§ Problem statement: Would you please copy each line below that includes the string "Erfahrungen"?
_ _ _ _ _ _ _
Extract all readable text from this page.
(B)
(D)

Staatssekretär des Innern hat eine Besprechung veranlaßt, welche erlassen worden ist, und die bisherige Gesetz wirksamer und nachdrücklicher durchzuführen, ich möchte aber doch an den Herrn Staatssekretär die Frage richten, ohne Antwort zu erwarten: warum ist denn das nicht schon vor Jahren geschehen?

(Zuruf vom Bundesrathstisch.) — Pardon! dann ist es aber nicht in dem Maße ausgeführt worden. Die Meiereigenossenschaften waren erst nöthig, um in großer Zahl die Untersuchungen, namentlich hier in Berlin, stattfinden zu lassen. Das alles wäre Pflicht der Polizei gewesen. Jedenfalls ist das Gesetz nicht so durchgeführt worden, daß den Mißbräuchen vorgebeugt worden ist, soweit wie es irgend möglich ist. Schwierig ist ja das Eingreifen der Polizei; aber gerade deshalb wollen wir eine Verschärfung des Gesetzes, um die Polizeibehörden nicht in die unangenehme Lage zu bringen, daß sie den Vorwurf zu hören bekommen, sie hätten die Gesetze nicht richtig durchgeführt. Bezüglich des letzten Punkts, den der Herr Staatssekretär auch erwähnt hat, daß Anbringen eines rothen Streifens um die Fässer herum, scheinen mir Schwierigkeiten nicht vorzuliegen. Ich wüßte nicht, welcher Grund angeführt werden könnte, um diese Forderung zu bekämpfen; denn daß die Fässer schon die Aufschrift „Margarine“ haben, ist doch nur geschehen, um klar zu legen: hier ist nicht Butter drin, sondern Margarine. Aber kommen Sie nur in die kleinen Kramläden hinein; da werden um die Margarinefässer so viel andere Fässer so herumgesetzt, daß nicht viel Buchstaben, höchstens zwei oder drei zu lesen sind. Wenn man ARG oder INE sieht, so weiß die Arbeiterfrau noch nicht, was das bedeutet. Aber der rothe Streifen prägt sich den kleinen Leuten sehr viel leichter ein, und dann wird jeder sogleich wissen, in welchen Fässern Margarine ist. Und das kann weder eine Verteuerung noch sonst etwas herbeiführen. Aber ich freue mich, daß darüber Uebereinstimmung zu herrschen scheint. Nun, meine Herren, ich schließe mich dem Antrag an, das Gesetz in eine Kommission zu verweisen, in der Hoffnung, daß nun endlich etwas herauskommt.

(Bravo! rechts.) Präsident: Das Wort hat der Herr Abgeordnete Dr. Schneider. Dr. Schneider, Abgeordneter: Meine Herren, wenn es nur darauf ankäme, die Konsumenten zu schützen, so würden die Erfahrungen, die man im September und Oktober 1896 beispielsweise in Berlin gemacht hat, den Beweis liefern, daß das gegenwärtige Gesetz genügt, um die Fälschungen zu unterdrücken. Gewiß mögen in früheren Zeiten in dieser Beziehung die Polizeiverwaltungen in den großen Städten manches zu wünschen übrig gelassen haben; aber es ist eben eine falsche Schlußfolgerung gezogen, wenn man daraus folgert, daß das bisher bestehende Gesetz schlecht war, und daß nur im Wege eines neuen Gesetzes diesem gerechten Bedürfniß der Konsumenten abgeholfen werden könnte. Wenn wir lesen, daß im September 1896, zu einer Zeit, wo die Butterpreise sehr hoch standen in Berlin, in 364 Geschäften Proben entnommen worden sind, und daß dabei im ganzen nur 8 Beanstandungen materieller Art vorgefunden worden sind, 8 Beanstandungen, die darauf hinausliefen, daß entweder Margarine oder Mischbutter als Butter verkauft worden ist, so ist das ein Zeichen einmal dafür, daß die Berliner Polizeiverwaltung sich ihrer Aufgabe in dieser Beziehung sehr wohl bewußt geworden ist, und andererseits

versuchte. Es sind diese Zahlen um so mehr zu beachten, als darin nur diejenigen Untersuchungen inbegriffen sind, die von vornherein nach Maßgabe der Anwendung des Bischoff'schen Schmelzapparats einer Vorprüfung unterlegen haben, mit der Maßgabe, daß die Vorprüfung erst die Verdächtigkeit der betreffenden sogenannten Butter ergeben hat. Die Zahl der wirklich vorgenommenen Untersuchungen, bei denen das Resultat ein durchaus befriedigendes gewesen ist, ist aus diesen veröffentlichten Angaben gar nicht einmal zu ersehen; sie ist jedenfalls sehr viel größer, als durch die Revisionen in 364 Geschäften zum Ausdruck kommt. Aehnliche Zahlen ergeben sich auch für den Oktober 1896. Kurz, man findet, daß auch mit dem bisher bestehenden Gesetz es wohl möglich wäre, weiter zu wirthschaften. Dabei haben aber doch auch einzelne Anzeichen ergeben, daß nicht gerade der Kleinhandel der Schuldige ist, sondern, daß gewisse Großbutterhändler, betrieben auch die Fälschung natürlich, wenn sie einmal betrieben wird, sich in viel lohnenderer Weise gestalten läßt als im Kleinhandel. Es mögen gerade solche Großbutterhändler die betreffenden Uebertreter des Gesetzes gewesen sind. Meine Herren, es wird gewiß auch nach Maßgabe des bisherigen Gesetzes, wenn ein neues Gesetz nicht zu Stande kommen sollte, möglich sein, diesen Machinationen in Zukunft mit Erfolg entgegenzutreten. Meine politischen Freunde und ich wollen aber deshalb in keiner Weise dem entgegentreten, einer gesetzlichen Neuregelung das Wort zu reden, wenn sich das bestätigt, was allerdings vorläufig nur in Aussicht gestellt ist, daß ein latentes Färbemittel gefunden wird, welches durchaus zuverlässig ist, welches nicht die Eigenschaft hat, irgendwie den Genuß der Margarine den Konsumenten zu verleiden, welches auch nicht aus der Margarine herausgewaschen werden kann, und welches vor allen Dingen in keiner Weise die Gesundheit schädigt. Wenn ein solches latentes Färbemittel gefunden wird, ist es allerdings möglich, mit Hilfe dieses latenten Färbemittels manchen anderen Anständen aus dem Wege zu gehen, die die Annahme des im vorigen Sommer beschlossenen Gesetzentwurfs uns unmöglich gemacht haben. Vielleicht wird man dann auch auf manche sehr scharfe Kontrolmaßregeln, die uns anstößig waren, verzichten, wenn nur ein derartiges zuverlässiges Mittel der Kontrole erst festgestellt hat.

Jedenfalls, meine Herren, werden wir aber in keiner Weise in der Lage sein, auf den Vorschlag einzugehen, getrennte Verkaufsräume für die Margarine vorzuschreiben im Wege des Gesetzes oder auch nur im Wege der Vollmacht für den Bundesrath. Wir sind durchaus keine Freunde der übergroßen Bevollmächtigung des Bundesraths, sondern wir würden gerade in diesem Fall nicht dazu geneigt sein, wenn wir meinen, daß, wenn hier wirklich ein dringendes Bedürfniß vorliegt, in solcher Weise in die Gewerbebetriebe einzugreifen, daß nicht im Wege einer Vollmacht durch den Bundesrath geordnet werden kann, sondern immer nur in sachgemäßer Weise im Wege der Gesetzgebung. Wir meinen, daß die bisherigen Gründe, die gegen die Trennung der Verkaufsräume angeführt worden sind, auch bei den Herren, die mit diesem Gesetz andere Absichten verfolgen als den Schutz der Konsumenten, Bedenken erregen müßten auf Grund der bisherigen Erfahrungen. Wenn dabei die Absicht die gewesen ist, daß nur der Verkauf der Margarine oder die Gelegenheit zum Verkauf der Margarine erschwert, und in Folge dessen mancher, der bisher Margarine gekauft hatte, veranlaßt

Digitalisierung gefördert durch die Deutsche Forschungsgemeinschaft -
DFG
_ _ _ _ _ _ _
§ Written solution:
(Bravo! rechts.) Präsident: Das Wort hat der Herr Abgeordnete Dr. Schneider. Dr. Schneider, Abgeordneter: Meine Herren, wenn es nur darauf ankäme, die Konsumenten zu schützen, so würden die Erfahrungen, die man im September und Oktober 1896 beispielsweise in Berlin gemacht hat, den Beweis liefern, daß das gegenwärtige Gesetz genügt, um die Fälschungen zu unterdrücken. Gewiß mögen in früheren Zeiten in dieser Beziehung die Polizeiverwaltungen in den großen Städten manches zu wünschen übrig gelassen haben; aber es ist eben eine falsche Schlußfolgerung gezogen, wenn man daraus folgert, daß das bisher bestehende Gesetz schlecht war, und daß nur im Wege eines neuen Gesetzes diesem gerechten Bedürfniß der Konsumenten abgeholfen werden könnte. Wenn wir lesen, daß im September 1896, zu einer Zeit, wo die Butterpreise sehr hoch standen in Berlin, in 364 Geschäften Proben entnommen worden sind, und daß dabei im ganzen nur 8 Beanstandungen materieller Art vorgefunden worden sind, 8 Beanstandungen, die darauf hinausliefen, daß entweder Margarine oder Mischbutter als Butter verkauft worden ist, so ist das ein Zeichen einmal dafür, daß die Berliner Polizeiverwaltung sich ihrer Aufgabe in dieser Beziehung sehr wohl bewußt geworden ist, und andererseits
Jedenfalls, meine Herren, werden wir aber in keiner Weise in der Lage sein, auf den Vorschlag einzugehen, getrennte Verkaufsräume für die Margarine vorzuschreiben im Wege des Gesetzes oder auch nur im Wege der Vollmacht für den Bundesrath. Wir sind durchaus keine Freunde der übergroßen Bevollmächtigung des Bundesraths, sondern wir würden gerade in diesem Fall nicht dazu geneigt sein, wenn wir meinen, daß, wenn hier wirklich ein dringendes Bedürfniß vorliegt, in solcher Weise in die Gewerbebetriebe einzugreifen, daß nicht im Wege einer Vollmacht durch den Bundesrath geordnet werden kann, sondern immer nur in sachgemäßer Weise im Wege der Gesetzgebung. Wir meinen, daß die bisherigen Gründe, die gegen die Trennung der Verkaufsräume angeführt worden sind, auch bei den Herren, die mit diesem Gesetz andere Absichten verfolgen als den Schutz der Konsumenten, Bedenken erregen müßten auf Grund der bisherigen Erfahrungen. Wenn dabei die Absicht die gewesen ist, daß nur der Verkauf der Margarine oder die Gelegenheit zum Verkauf der Margarine erschwert, und in Folge dessen mancher, der bisher Margarine gekauft hatte, veranlaßt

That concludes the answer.